# Start of Provided information

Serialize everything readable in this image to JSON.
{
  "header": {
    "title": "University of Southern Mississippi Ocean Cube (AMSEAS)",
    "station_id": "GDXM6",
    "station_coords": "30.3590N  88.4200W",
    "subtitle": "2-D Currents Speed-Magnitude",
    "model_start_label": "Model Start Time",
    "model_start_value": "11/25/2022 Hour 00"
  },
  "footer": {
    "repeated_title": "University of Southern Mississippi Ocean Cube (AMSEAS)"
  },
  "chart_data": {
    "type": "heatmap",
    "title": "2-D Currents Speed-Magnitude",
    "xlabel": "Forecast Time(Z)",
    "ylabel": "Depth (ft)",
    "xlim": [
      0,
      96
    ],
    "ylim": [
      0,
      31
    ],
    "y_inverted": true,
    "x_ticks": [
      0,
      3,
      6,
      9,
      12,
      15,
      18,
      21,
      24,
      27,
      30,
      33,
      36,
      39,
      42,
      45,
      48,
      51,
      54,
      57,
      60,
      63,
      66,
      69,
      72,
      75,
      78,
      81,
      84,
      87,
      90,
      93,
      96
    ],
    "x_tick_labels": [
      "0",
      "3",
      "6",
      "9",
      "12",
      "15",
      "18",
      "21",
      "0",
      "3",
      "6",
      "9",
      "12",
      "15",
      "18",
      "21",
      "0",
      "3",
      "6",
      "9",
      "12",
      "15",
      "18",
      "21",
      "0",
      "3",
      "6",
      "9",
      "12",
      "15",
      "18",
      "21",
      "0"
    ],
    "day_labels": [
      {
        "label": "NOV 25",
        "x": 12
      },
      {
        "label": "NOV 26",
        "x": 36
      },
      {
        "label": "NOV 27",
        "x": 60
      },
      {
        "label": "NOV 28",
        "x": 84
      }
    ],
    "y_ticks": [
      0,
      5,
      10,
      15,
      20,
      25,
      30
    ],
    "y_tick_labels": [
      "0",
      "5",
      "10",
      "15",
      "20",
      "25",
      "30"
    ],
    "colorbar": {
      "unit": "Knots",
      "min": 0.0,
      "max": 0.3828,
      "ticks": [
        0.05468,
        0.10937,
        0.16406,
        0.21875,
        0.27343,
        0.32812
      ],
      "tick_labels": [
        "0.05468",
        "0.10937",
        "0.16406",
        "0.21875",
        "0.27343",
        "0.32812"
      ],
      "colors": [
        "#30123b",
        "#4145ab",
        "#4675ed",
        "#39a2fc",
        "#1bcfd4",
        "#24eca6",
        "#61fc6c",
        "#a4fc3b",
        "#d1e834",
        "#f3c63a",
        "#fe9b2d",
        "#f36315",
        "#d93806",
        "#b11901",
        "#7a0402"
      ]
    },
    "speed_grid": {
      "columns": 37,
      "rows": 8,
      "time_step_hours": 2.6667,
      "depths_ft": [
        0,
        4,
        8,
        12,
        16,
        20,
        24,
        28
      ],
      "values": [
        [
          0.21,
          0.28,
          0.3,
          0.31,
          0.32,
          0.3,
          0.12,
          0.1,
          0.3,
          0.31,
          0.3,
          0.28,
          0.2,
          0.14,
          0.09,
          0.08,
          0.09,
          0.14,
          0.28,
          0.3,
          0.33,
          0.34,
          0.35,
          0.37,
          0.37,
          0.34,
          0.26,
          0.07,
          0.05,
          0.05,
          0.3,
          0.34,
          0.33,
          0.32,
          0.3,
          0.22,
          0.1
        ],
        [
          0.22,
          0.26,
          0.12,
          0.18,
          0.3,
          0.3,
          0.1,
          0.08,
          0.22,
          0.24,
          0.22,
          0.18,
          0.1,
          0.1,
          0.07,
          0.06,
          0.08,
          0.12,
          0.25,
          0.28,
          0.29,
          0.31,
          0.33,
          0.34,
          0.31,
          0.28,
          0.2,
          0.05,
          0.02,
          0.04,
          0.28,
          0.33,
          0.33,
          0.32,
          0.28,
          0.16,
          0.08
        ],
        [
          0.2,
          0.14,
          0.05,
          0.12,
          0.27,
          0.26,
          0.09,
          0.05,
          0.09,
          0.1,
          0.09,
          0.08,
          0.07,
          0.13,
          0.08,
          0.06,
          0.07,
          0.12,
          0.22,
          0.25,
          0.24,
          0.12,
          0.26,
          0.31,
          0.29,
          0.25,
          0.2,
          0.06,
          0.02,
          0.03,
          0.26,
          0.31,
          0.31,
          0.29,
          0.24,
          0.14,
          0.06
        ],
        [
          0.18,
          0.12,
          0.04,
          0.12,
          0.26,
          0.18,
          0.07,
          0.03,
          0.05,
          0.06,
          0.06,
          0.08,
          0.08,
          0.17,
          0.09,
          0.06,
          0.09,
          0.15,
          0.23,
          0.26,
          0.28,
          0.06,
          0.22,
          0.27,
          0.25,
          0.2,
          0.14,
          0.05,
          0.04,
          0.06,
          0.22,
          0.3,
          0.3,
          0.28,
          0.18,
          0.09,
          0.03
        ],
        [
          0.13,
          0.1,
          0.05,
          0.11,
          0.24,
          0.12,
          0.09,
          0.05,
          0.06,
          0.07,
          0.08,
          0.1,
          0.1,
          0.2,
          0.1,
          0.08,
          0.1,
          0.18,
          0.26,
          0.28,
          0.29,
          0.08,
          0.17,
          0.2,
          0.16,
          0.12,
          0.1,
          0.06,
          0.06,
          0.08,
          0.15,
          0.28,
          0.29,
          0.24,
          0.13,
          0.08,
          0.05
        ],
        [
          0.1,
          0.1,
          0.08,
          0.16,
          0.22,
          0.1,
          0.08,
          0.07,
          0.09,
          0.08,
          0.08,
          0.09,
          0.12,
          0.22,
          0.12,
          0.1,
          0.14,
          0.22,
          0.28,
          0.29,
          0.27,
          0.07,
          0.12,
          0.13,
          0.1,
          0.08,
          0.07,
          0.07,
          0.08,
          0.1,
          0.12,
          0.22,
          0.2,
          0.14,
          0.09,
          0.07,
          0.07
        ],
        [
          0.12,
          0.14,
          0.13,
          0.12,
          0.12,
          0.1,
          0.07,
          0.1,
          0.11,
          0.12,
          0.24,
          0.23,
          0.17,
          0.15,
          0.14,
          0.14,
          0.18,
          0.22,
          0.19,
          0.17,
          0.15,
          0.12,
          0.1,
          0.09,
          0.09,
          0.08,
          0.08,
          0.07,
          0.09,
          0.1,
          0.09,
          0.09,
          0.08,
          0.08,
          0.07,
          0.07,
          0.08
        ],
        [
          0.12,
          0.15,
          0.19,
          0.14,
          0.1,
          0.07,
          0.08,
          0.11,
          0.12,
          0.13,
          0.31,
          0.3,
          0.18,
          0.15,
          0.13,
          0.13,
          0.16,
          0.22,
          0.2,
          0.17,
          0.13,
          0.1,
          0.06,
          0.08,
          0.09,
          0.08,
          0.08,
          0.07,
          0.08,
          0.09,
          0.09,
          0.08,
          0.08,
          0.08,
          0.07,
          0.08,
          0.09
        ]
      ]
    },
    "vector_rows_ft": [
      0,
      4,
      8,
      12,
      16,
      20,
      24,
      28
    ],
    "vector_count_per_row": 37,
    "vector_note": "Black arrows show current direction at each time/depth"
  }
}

# End of Provided information

Exercise task
Every line of the data above should be copied exactly.

Right answer
Serialize everything readable in this image to JSON.
{
  "header": {
    "title": "University of Southern Mississippi Ocean Cube (AMSEAS)",
    "station_id": "GDXM6",
    "station_coords": "30.3590N  88.4200W",
    "subtitle": "2-D Currents Speed-Magnitude",
    "model_start_label": "Model Start Time",
    "model_start_value": "11/25/2022 Hour 00"
  },
  "footer": {
    "repeated_title": "University of Southern Mississippi Ocean Cube (AMSEAS)"
  },
  "chart_data": {
    "type": "heatmap",
    "title": "2-D Currents Speed-Magnitude",
    "xlabel": "Forecast Time(Z)",
    "ylabel": "Depth (ft)",
    "xlim": [
      0,
      96
    ],
    "ylim": [
      0,
      31
    ],
    "y_inverted": true,
    "x_ticks": [
      0,
      3,
      6,
      9,
      12,
      15,
      18,
      21,
      24,
      27,
      30,
      33,
      36,
      39,
      42,
      45,
      48,
      51,
      54,
      57,
      60,
      63,
      66,
      69,
      72,
      75,
      78,
      81,
      84,
      87,
      90,
      93,
      96
    ],
    "x_tick_labels": [
      "0",
      "3",
      "6",
      "9",
      "12",
      "15",
      "18",
      "21",
      "0",
      "3",
      "6",
      "9",
      "12",
      "15",
      "18",
      "21",
      "0",
      "3",
      "6",
      "9",
      "12",
      "15",
      "18",
      "21",
      "0",
      "3",
      "6",
      "9",
      "12",
      "15",
      "18",
      "21",
      "0"
    ],
    "day_labels": [
      {
        "label": "NOV 25",
        "x": 12
      },
      {
        "label": "NOV 26",
        "x": 36
      },
      {
        "label": "NOV 27",
        "x": 60
      },
      {
        "label": "NOV 28",
        "x": 84
      }
    ],
    "y_ticks": [
      0,
      5,
      10,
      15,
      20,
      25,
      30
    ],
    "y_tick_labels": [
      "0",
      "5",
      "10",
      "15",
      "20",
      "25",
      "30"
    ],
    "colorbar": {
      "unit": "Knots",
      "min": 0.0,
      "max": 0.3828,
      "ticks": [
        0.05468,
        0.10937,
        0.16406,
        0.21875,
        0.27343,
        0.32812
      ],
      "tick_labels": [
        "0.05468",
        "0.10937",
        "0.16406",
        "0.21875",
        "0.27343",
        "0.32812"
      ],
      "colors": [
        "#30123b",
        "#4145ab",
        "#4675ed",
        "#39a2fc",
        "#1bcfd4",
        "#24eca6",
        "#61fc6c",
        "#a4fc3b",
        "#d1e834",
        "#f3c63a",
        "#fe9b2d",
        "#f36315",
        "#d93806",
        "#b11901",
        "#7a0402"
      ]
    },
    "speed_grid": {
      "columns": 37,
      "rows": 8,
      "time_step_hours": 2.6667,
      "depths_ft": [
        0,
        4,
        8,
        12,
        16,
        20,
        24,
        28
      ],
      "values": [
        [
          0.21,
          0.28,
          0.3,
          0.31,
          0.32,
          0.3,
          0.12,
          0.1,
          0.3,
          0.31,
          0.3,
          0.28,
          0.2,
          0.14,
          0.09,
          0.08,
          0.09,
          0.14,
          0.28,
          0.3,
          0.33,
          0.34,
          0.35,
          0.37,
          0.37,
          0.34,
          0.26,
          0.07,
          0.05,
          0.05,
          0.3,
          0.34,
          0.33,
          0.32,
          0.3,
          0.22,
          0.1
        ],
        [
          0.22,
          0.26,
          0.12,
          0.18,
          0.3,
          0.3,
          0.1,
          0.08,
          0.22,
          0.24,
          0.22,
          0.18,
          0.1,
          0.1,
          0.07,
          0.06,
          0.08,
          0.12,
          0.25,
          0.28,
          0.29,
          0.31,
          0.33,
          0.34,
          0.31,
          0.28,
          0.2,
          0.05,
          0.02,
          0.04,
          0.28,
          0.33,
          0.33,
          0.32,
          0.28,
          0.16,
          0.08
        ],
        [
          0.2,
          0.14,
          0.05,
          0.12,
          0.27,
          0.26,
          0.09,
          0.05,
          0.09,
          0.1,
          0.09,
          0.08,
          0.07,
          0.13,
          0.08,
          0.06,
          0.07,
          0.12,
          0.22,
          0.25,
          0.24,
          0.12,
          0.26,
          0.31,
          0.29,
          0.25,
          0.2,
          0.06,
          0.02,
          0.03,
          0.26,
          0.31,
          0.31,
          0.29,
          0.24,
          0.14,
          0.06
        ],
        [
          0.18,
          0.12,
          0.04,
          0.12,
          0.26,
          0.18,
          0.07,
          0.03,
          0.05,
          0.06,
          0.06,
          0.08,
          0.08,
          0.17,
          0.09,
          0.06,
          0.09,
          0.15,
          0.23,
          0.26,
          0.28,
          0.06,
          0.22,
          0.27,
          0.25,
          0.2,
          0.14,
          0.05,
          0.04,
          0.06,
          0.22,
          0.3,
          0.3,
          0.28,
          0.18,
          0.09,
          0.03
        ],
        [
          0.13,
          0.1,
          0.05,
          0.11,
          0.24,
          0.12,
          0.09,
          0.05,
          0.06,
          0.07,
          0.08,
          0.1,
          0.1,
          0.2,
          0.1,
          0.08,
          0.1,
          0.18,
          0.26,
          0.28,
          0.29,
          0.08,
          0.17,
          0.2,
          0.16,
          0.12,
          0.1,
          0.06,
          0.06,
          0.08,
          0.15,
          0.28,
          0.29,
          0.24,
          0.13,
          0.08,
          0.05
        ],
        [
          0.1,
          0.1,
          0.08,
          0.16,
          0.22,
          0.1,
          0.08,
          0.07,
          0.09,
          0.08,
          0.08,
          0.09,
          0.12,
          0.22,
          0.12,
          0.1,
          0.14,
          0.22,
          0.28,
          0.29,
          0.27,
          0.07,
          0.12,
          0.13,
          0.1,
          0.08,
          0.07,
          0.07,
          0.08,
          0.1,
          0.12,
          0.22,
          0.2,
          0.14,
          0.09,
          0.07,
          0.07
        ],
        [
          0.12,
          0.14,
          0.13,
          0.12,
          0.12,
          0.1,
          0.07,
          0.1,
          0.11,
          0.12,
          0.24,
          0.23,
          0.17,
          0.15,
          0.14,
          0.14,
          0.18,
          0.22,
          0.19,
          0.17,
          0.15,
          0.12,
          0.1,
          0.09,
          0.09,
          0.08,
          0.08,
          0.07,
          0.09,
          0.1,
          0.09,
          0.09,
          0.08,
          0.08,
          0.07,
          0.07,
          0.08
        ],
        [
          0.12,
          0.15,
          0.19,
          0.14,
          0.1,
          0.07,
          0.08,
          0.11,
          0.12,
          0.13,
          0.31,
          0.3,
          0.18,
          0.15,
          0.13,
          0.13,
          0.16,
          0.22,
          0.2,
          0.17,
          0.13,
          0.1,
          0.06,
          0.08,
          0.09,
          0.08,
          0.08,
          0.07,
          0.08,
          0.09,
          0.09,
          0.08,
          0.08,
          0.08,
          0.07,
          0.08,
          0.09
        ]
      ]
    },
    "vector_rows_ft": [
      0,
      4,
      8,
      12,
      16,
      20,
      24,
      28
    ],
    "vector_count_per_row": 37,
    "vector_note": "Black arrows show current direction at each time/depth"
  }
}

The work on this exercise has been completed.